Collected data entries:
********

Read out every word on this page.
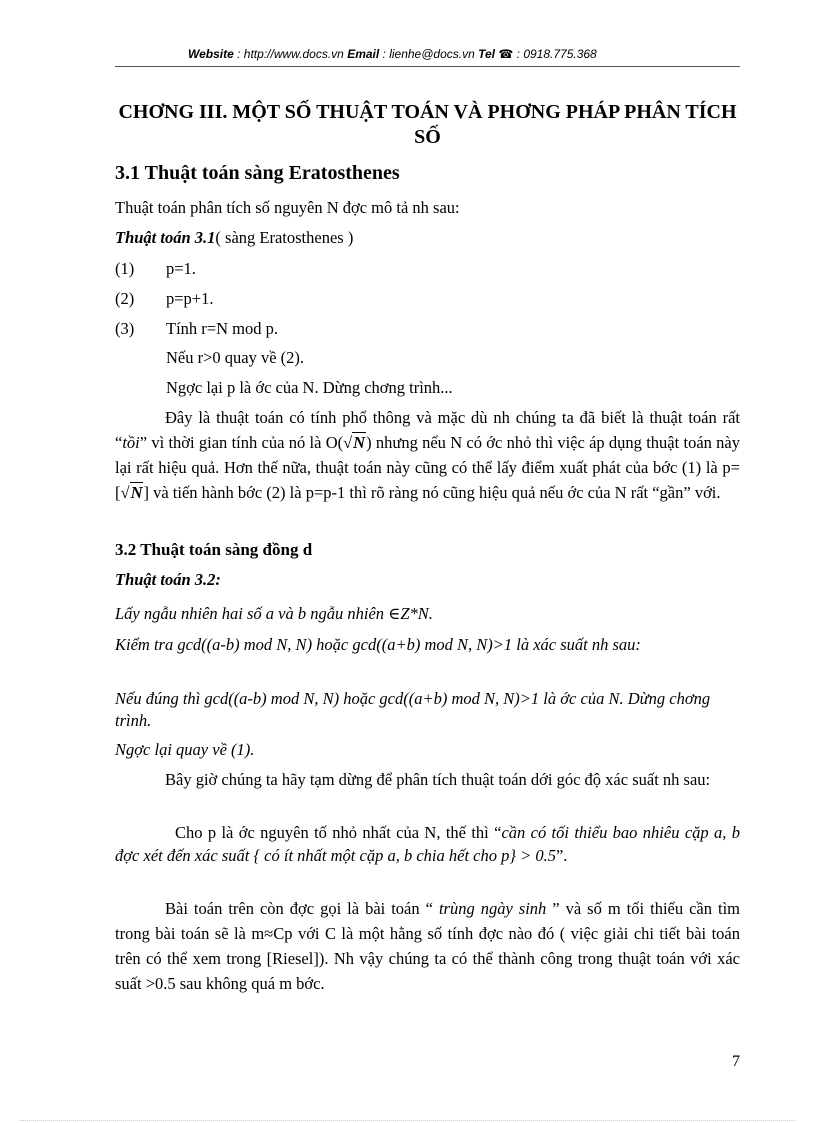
Website : http://www.docs.vn Email : lienhe@docs.vn Tel ☎ : 0918.775.368
CHƠNG III. MỘT SỐ THUẬT TOÁN VÀ PHƠNG PHÁP PHÂN TÍCH SỐ
3.1 Thuật toán sàng Eratosthenes
Thuật toán phân tích số nguyên N đợc mô tả nh sau:
Thuật toán 3.1( sàng Eratosthenes )
(1) p=1.
(2) p=p+1.
(3) Tính r=N mod p.
Nếu r>0 quay về (2).
Ngợc lại p là ớc của N. Dừng chơng trình...
Đây là thuật toán có tính phổ thông và mặc dù nh chúng ta đã biết là thuật toán rất “tồi” vì thời gian tính của nó là O(√N) nhưng nếu N có ớc nhỏ thì việc áp dụng thuật toán này lại rất hiệu quả. Hơn thế nữa, thuật toán này cũng có thể lấy điểm xuất phát của bớc (1) là p=[√N] và tiến hành bớc (2) là p=p-1 thì rõ ràng nó cũng hiệu quả nếu ớc của N rất “gần” với.
3.2 Thuật toán sàng đồng d
Thuật toán 3.2:
Lấy ngẫu nhiên hai số a và b ngẫu nhiên ∈Z*N.
Kiểm tra gcd((a-b) mod N, N) hoặc gcd((a+b) mod N, N)>1 là xác suất nh sau:
Nếu đúng thì gcd((a-b) mod N, N) hoặc gcd((a+b) mod N, N)>1 là ớc của N. Dừng chơng trình.
Ngợc lại quay về (1).
Bây giờ chúng ta hãy tạm dừng để phân tích thuật toán dới góc độ xác suất nh sau:
Cho p là ớc nguyên tố nhỏ nhất của N, thế thì “cần có tối thiểu bao nhiêu cặp a, b đợc xét đến xác suất { có ít nhất một cặp a, b chia hết cho p} > 0.5”.
Bài toán trên còn đợc gọi là bài toán “ trùng ngày sinh ” và số m tối thiểu cần tìm trong bài toán sẽ là m≈Cp với C là một hằng số tính đợc nào đó ( việc giải chi tiết bài toán trên có thể xem trong [Riesel]). Nh vậy chúng ta có thể thành công trong thuật toán với xác suất >0.5 sau không quá m bớc.
7
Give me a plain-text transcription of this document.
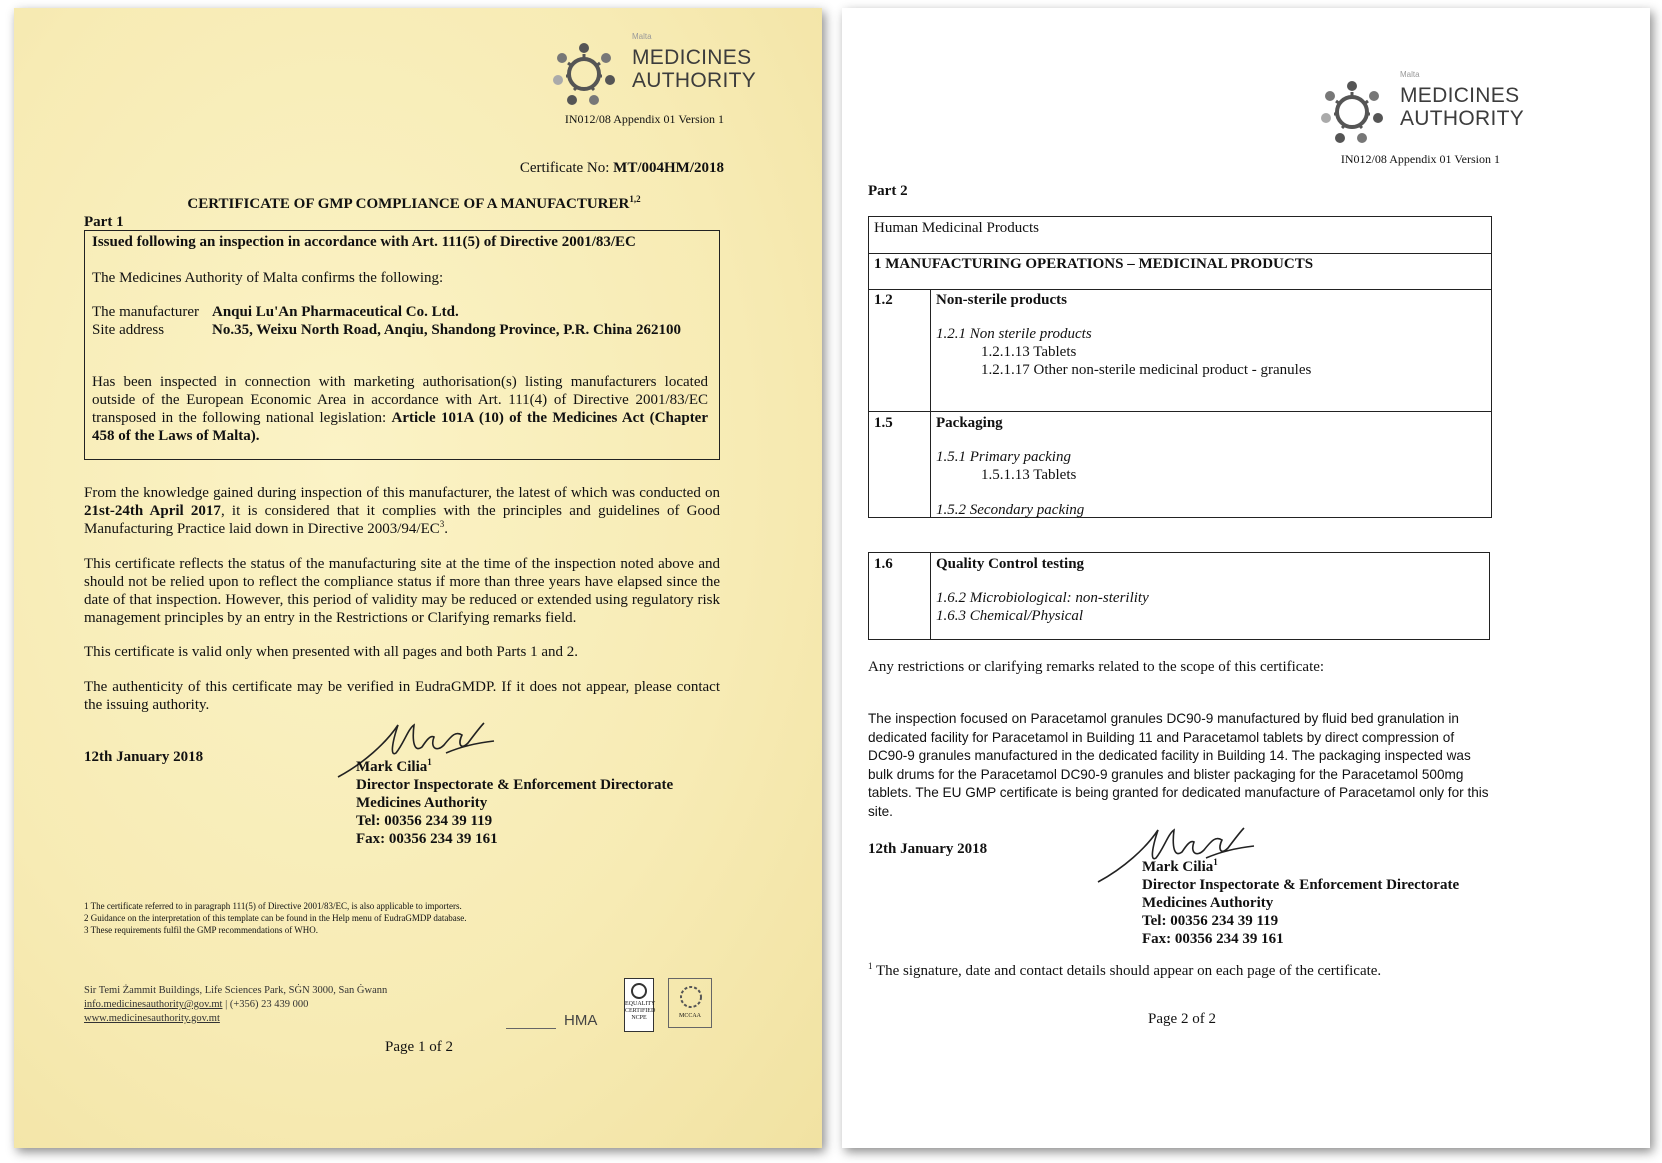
Malta
MEDICINES
AUTHORITY
IN012/08 Appendix 01 Version 1
Certificate No: MT/004HM/2018
CERTIFICATE OF GMP COMPLIANCE OF A MANUFACTURER$^{1,2}$
Part 1
Issued following an inspection in accordance with Art. 111(5) of Directive 2001/83/EC
The Medicines Authority of Malta confirms the following:
The manufacturer Anqui Lu'An Pharmaceutical Co. Ltd.
Site address	No.35, Weixu North Road, Anqiu, Shandong Province, P.R. China 262100
Has been inspected in connection with marketing authorisation(s) listing manufacturers located outside of the European Economic Area in accordance with Art. 111(4) of Directive 2001/83/EC transposed in the following national legislation: Article 101A (10) of the Medicines Act (Chapter 458 of the Laws of Malta).
From the knowledge gained during inspection of this manufacturer, the latest of which was conducted on 21st-24th April 2017, it is considered that it complies with the principles and guidelines of Good Manufacturing Practice laid down in Directive $2003/94/EC^3$.
This certificate reflects the status of the manufacturing site at the time of the inspection noted above and should not be relied upon to reflect the compliance status if more than three years have elapsed since the date of that inspection. However, this period of validity may be reduced or extended using regulatory risk management principles by an entry in the Restrictions or Clarifying remarks field.
This certificate is valid only when presented with all pages and both Parts 1 and 2.
The authenticity of this certificate may be verified in EudraGMDP. If it does not appear, please contact the issuing authority.
12th January 2018
Mark Cilia$^1$
Director Inspectorate & Enforcement Directorate
Medicines Authority
Tel: 00356 234 39 119
Fax: 00356 234 39 161
1 The certificate referred to in paragraph 111(5) of Directive 2001/83/EC, is also applicable to importers.
2 Guidance on the interpretation of this template can be found in the Help menu of EudraGMDP database.
3 These requirements fulfil the GMP recommendations of WHO.
Sir Temi Żammit Buildings, Life Sciences Park, SĠN 3000, San Ġwann
info.medicinesauthority@gov.mt | (+356) 23 439 000
www.medicinesauthority.gov.mt	HMA
EQUALITY CERTIFIED NCPE	MCCAA
Page 1 of 2
Malta
MEDICINES
AUTHORITY
IN012/08 Appendix 01 Version 1
Part 2
Human Medicinal Products
1 MANUFACTURING OPERATIONS – MEDICINAL PRODUCTS
1.2	Non-sterile products
1.2.1 Non sterile products
1.2.1.13 Tablets
1.2.1.17 Other non-sterile medicinal product - granules
1.5	Packaging
1.5.1 Primary packing
1.5.1.13 Tablets
1.5.2 Secondary packing
1.6	Quality Control testing
1.6.2 Microbiological: non-sterility
1.6.3 Chemical/Physical
Any restrictions or clarifying remarks related to the scope of this certificate:
The inspection focused on Paracetamol granules DC90-9 manufactured by fluid bed granulation in dedicated facility for Paracetamol in Building 11 and Paracetamol tablets by direct compression of DC90-9 granules manufactured in the dedicated facility in Building 14. The packaging inspected was bulk drums for the Paracetamol DC90-9 granules and blister packaging for the Paracetamol 500mg tablets. The EU GMP certificate is being granted for dedicated manufacture of Paracetamol only for this site.
12th January 2018
Mark Cilia$^1$
Director Inspectorate & Enforcement Directorate
Medicines Authority
Tel: 00356 234 39 119
Fax: 00356 234 39 161
$^1$ The signature, date and contact details should appear on each page of the certificate.
Page 2 of 2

********

What this task involves: The entries above should be reproduced exactly, without their pictures.

Task response:
Read out every word on this page.
Website : http://www.docs.vn Email : lienhe@docs.vn Tel ☎ : 0918.775.368
CHƠNG III. MỘT SỐ THUẬT TOÁN VÀ PHƠNG PHÁP PHÂN TÍCH SỐ
3.1 Thuật toán sàng Eratosthenes
Thuật toán phân tích số nguyên N đợc mô tả nh sau:
Thuật toán 3.1( sàng Eratosthenes )
(1) p=1.
(2) p=p+1.
(3) Tính r=N mod p.
Nếu r>0 quay về (2).
Ngợc lại p là ớc của N. Dừng chơng trình...
Đây là thuật toán có tính phổ thông và mặc dù nh chúng ta đã biết là thuật toán rất “tồi” vì thời gian tính của nó là O(√N) nhưng nếu N có ớc nhỏ thì việc áp dụng thuật toán này lại rất hiệu quả. Hơn thế nữa, thuật toán này cũng có thể lấy điểm xuất phát của bớc (1) là p=[√N] và tiến hành bớc (2) là p=p-1 thì rõ ràng nó cũng hiệu quả nếu ớc của N rất “gần” với.
3.2 Thuật toán sàng đồng d
Thuật toán 3.2:
Lấy ngẫu nhiên hai số a và b ngẫu nhiên ∈Z*N.
Kiểm tra gcd((a-b) mod N, N) hoặc gcd((a+b) mod N, N)>1 là xác suất nh sau:
Nếu đúng thì gcd((a-b) mod N, N) hoặc gcd((a+b) mod N, N)>1 là ớc của N. Dừng chơng trình.
Ngợc lại quay về (1).
Bây giờ chúng ta hãy tạm dừng để phân tích thuật toán dới góc độ xác suất nh sau:
Cho p là ớc nguyên tố nhỏ nhất của N, thế thì “cần có tối thiểu bao nhiêu cặp a, b đợc xét đến xác suất { có ít nhất một cặp a, b chia hết cho p} > 0.5”.
Bài toán trên còn đợc gọi là bài toán “ trùng ngày sinh ” và số m tối thiểu cần tìm trong bài toán sẽ là m≈Cp với C là một hằng số tính đợc nào đó ( việc giải chi tiết bài toán trên có thể xem trong [Riesel]). Nh vậy chúng ta có thể thành công trong thuật toán với xác suất >0.5 sau không quá m bớc.
7
Give me a plain-text transcription of this document.
Malta
MEDICINES
AUTHORITY
IN012/08 Appendix 01 Version 1
Certificate No: MT/004HM/2018
CERTIFICATE OF GMP COMPLIANCE OF A MANUFACTURER$^{1,2}$
Part 1
Issued following an inspection in accordance with Art. 111(5) of Directive 2001/83/EC
The Medicines Authority of Malta confirms the following:
The manufacturer Anqui Lu'An Pharmaceutical Co. Ltd.
Site address	No.35, Weixu North Road, Anqiu, Shandong Province, P.R. China 262100
Has been inspected in connection with marketing authorisation(s) listing manufacturers located outside of the European Economic Area in accordance with Art. 111(4) of Directive 2001/83/EC transposed in the following national legislation: Article 101A (10) of the Medicines Act (Chapter 458 of the Laws of Malta).
From the knowledge gained during inspection of this manufacturer, the latest of which was conducted on 21st-24th April 2017, it is considered that it complies with the principles and guidelines of Good Manufacturing Practice laid down in Directive $2003/94/EC^3$.
This certificate reflects the status of the manufacturing site at the time of the inspection noted above and should not be relied upon to reflect the compliance status if more than three years have elapsed since the date of that inspection. However, this period of validity may be reduced or extended using regulatory risk management principles by an entry in the Restrictions or Clarifying remarks field.
This certificate is valid only when presented with all pages and both Parts 1 and 2.
The authenticity of this certificate may be verified in EudraGMDP. If it does not appear, please contact the issuing authority.
12th January 2018
Mark Cilia$^1$
Director Inspectorate & Enforcement Directorate
Medicines Authority
Tel: 00356 234 39 119
Fax: 00356 234 39 161
1 The certificate referred to in paragraph 111(5) of Directive 2001/83/EC, is also applicable to importers.
2 Guidance on the interpretation of this template can be found in the Help menu of EudraGMDP database.
3 These requirements fulfil the GMP recommendations of WHO.
Sir Temi Żammit Buildings, Life Sciences Park, SĠN 3000, San Ġwann
info.medicinesauthority@gov.mt | (+356) 23 439 000
www.medicinesauthority.gov.mt	HMA
EQUALITY CERTIFIED NCPE	MCCAA
Page 1 of 2
Malta
MEDICINES
AUTHORITY
IN012/08 Appendix 01 Version 1
Part 2
Human Medicinal Products
1 MANUFACTURING OPERATIONS – MEDICINAL PRODUCTS
1.2	Non-sterile products
1.2.1 Non sterile products
1.2.1.13 Tablets
1.2.1.17 Other non-sterile medicinal product - granules
1.5	Packaging
1.5.1 Primary packing
1.5.1.13 Tablets
1.5.2 Secondary packing
1.6	Quality Control testing
1.6.2 Microbiological: non-sterility
1.6.3 Chemical/Physical
Any restrictions or clarifying remarks related to the scope of this certificate:
The inspection focused on Paracetamol granules DC90-9 manufactured by fluid bed granulation in dedicated facility for Paracetamol in Building 11 and Paracetamol tablets by direct compression of DC90-9 granules manufactured in the dedicated facility in Building 14. The packaging inspected was bulk drums for the Paracetamol DC90-9 granules and blister packaging for the Paracetamol 500mg tablets. The EU GMP certificate is being granted for dedicated manufacture of Paracetamol only for this site.
12th January 2018
Mark Cilia$^1$
Director Inspectorate & Enforcement Directorate
Medicines Authority
Tel: 00356 234 39 119
Fax: 00356 234 39 161
$^1$ The signature, date and contact details should appear on each page of the certificate.
Page 2 of 2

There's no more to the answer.